### The task
Leave every picture out and return the rest of the listing verbatim.

================================

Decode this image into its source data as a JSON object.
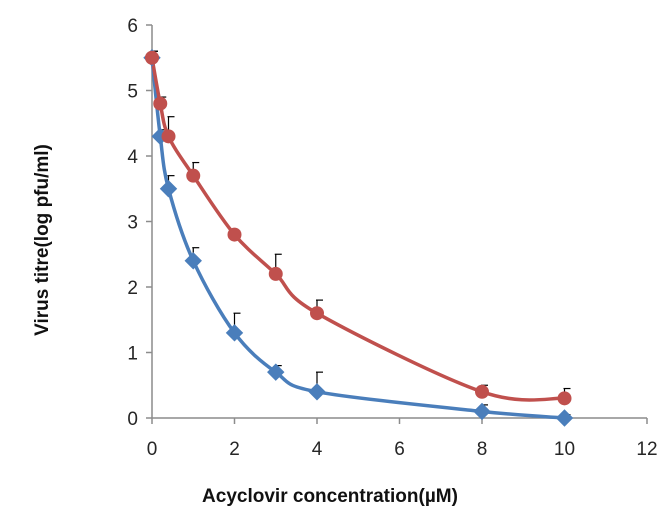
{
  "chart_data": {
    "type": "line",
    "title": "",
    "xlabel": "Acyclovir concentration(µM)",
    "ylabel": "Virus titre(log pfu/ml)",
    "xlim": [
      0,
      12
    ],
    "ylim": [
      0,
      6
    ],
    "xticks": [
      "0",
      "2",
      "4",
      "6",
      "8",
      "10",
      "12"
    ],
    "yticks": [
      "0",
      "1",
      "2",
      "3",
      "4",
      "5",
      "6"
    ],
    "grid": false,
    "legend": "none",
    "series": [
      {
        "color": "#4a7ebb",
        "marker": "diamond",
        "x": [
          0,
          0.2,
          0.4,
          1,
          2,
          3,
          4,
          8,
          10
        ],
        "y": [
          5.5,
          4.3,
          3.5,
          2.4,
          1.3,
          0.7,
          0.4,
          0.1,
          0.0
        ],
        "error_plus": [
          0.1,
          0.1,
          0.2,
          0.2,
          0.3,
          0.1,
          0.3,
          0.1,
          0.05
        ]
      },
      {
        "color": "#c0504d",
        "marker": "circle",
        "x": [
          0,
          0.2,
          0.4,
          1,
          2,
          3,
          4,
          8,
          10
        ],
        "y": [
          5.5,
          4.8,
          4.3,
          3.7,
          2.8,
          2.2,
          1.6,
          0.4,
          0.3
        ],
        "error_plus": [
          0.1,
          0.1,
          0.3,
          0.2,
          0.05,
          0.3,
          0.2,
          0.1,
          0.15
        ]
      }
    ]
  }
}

================================

### Output below
Decode this image into its source data as a JSON object.
{
  "chart_data": {
    "type": "line",
    "title": "",
    "xlabel": "Acyclovir concentration(µM)",
    "ylabel": "Virus titre(log pfu/ml)",
    "xlim": [
      0,
      12
    ],
    "ylim": [
      0,
      6
    ],
    "xticks": [
      "0",
      "2",
      "4",
      "6",
      "8",
      "10",
      "12"
    ],
    "yticks": [
      "0",
      "1",
      "2",
      "3",
      "4",
      "5",
      "6"
    ],
    "grid": false,
    "legend": "none",
    "series": [
      {
        "color": "#4a7ebb",
        "marker": "diamond",
        "x": [
          0,
          0.2,
          0.4,
          1,
          2,
          3,
          4,
          8,
          10
        ],
        "y": [
          5.5,
          4.3,
          3.5,
          2.4,
          1.3,
          0.7,
          0.4,
          0.1,
          0.0
        ],
        "error_plus": [
          0.1,
          0.1,
          0.2,
          0.2,
          0.3,
          0.1,
          0.3,
          0.1,
          0.05
        ]
      },
      {
        "color": "#c0504d",
        "marker": "circle",
        "x": [
          0,
          0.2,
          0.4,
          1,
          2,
          3,
          4,
          8,
          10
        ],
        "y": [
          5.5,
          4.8,
          4.3,
          3.7,
          2.8,
          2.2,
          1.6,
          0.4,
          0.3
        ],
        "error_plus": [
          0.1,
          0.1,
          0.3,
          0.2,
          0.05,
          0.3,
          0.2,
          0.1,
          0.15
        ]
      }
    ]
  }
}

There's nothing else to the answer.